INSTRUCTION ▸ Pick up the review thread on NumPy's SIMD trigonometric loops right after its last line and extend it.

EXTRACT PROVIDED ▸
--- BEGIN ---

This used to be wrapped in #if NPY_SIMD_CMPSIGNAL, which is 0 on AVX512 and AVX2.

Yeah, I had test failures which got resolved when I got rid of it. Need to figure that out.

Mousius · 2024-02-07T11:26:54Z

numpy/_core/src/umath/loops_trigonometric.dispatch.cpp

+            }
+        }
+        if (simd_maski != (npy_uint64)((1 << lanes) - 1)) {
+            float ip_fback[hn::Lanes(f32)];


Unsure if the benchmarks hit this case often, but it'd be worth checking this compiles to a vector without the alignment attributes (I think the Highway thing here would be HWY_ALIGN)

Mousius · 2024-02-07T11:52:22Z

numpy/_core/src/umath/loops_trigonometric.dispatch.cpp

+}
+
+NPY_FINLINE vec_f32
+GatherIndexN(const float* src, npy_intp ssrc, npy_intp len)


I'm not massively familiar with x86, but it looks like npyv_loadn_tillz_s32 uses a gather instruction here rather than a loop, should try it to see if it provides similar performance?

The 1.5x slowdown actually happens in the non strided case which don't use Gather or Scatter. But even for the strided case, using gather is slower than scalar method (since the DOWNFALL CVE).

Ahh, apologies, I wasn't sure if the code generated for Gather was pretty slow on x86 as well, it doesn't look as good as the ASIMD npyv_ function 😅 Too many architectures 😸

Mousius · 2024-02-07T12:10:44Z

Ok, so I played a bit of spot the difference and left some comments, and I ran some benchmarks quickly - it looks like with ASIMD, there's regressions with these:

bench_ufunc_strides.UnaryFP.time_unary(<ufunc 'sin'>, 4, 2, 'f')

--- END ---

GIVEN MATERIAL ▸
--- BEGIN ---

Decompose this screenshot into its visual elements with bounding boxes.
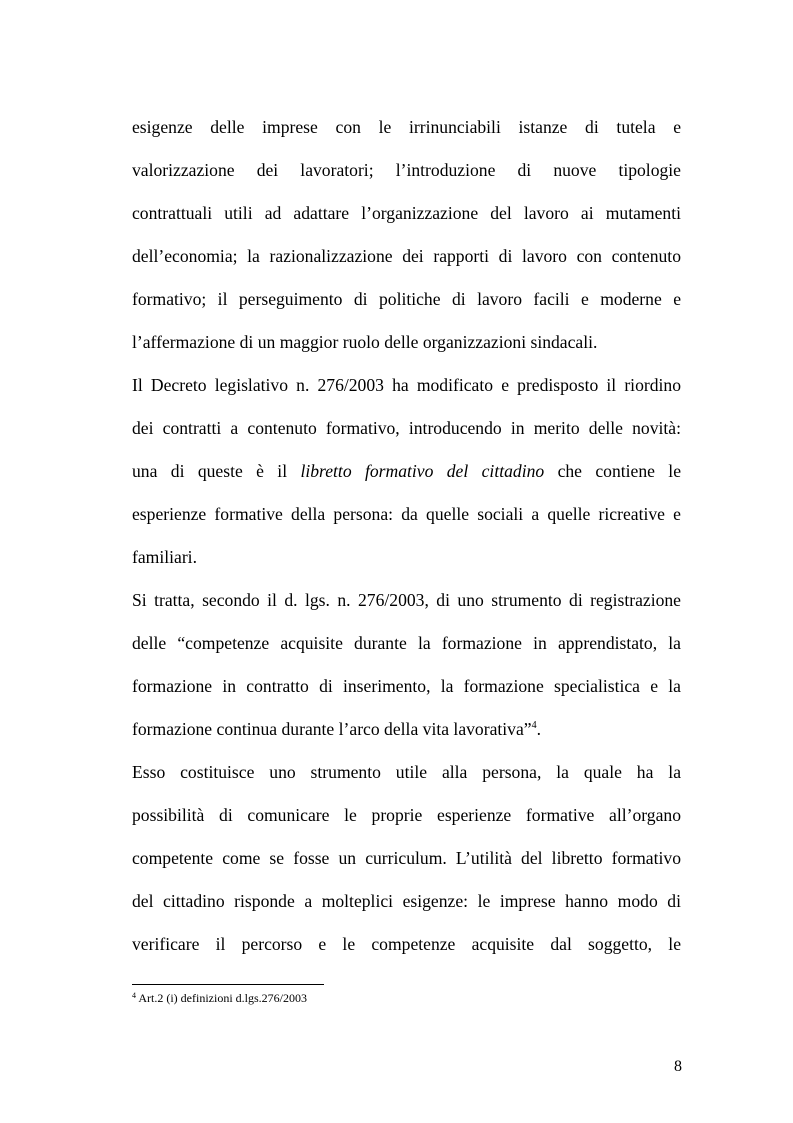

--- END ---

SOLVED EXERCISE ▸
bench_ufunc_strides.UnaryFP.time_unary(<ufunc 'cos'>, 4, 2, 'f')
bench_ufunc_strides.UnaryFPSpecial.time_unary(<ufunc 'sin'>, 4, 2, 'f')
bench_ufunc_strides.UnaryFPSpecial.time_unary(<ufunc 'cos'>, 4, 2, 'f')
bench_ufunc_strides.UnaryFP.time_unary(<ufunc 'sin'>, 1, 2, 'f')

This indicates the gather/scatter aren't as optimal as the NumPy ones; I wonder if we can blend the NumPy loads and stores with the Highway code here 🤔

Mousius · 2024-02-07T12:18:46Z

meson_cpu/x86/meson.build

@@ -60,7 +60,7 @@ FMA3 = mod_features.new(
  test_code: files(source_root + '/numpy/distutils/checks/cpu_fma3.c')[0]
 )
 AVX2 = mod_features.new(
-  'AVX2', 25, implies: F16C, args: '-mavx2',
+  'AVX2', 25, implies: F16C, args: '-march=skylake',


I wonder if this is more related to implying -mtune=skylake? Highway relies on the compiler to do some optimisations, and I do not know what -mtune=generic does with just -mavx2 🤔

Just looked at this a bit more deeply, and it looks like with just -mavx2 you don't get HWY_AVX2, these flags worked to get HWY_AVX2:

-mpclmul -maes -mavx -mavx2 -mbmi -mbmi2 -mfma -mf16c

I assume they're all implied by haswell but avx2 is actually way more limiting. Is there a processor which supports avx2 without all these things? 🤔

yet, the surprising thing was using -march=haswell makes the performance a lot worse (nearly 4x slower). I need some input from @jan-wassenberg to see what is happening here.

You are exactly right, we require more flags than just -march=haswell: also -maes, then it is sufficient for HWY_AVX2.
Unfortunately there are some very few Haswells without AES, so we do check for that.

Out of curiosity: why do you need -maes for HWY_AVX2 if you aren't using any AES related instructions?

AESRound is a supported Highway op; we do not know whether users will use it. I suppose the options are to detect at runtime (but that would add considerable overhead), or add another target for AVX2 \ AES, but this is very rare, so not worthwhile, right?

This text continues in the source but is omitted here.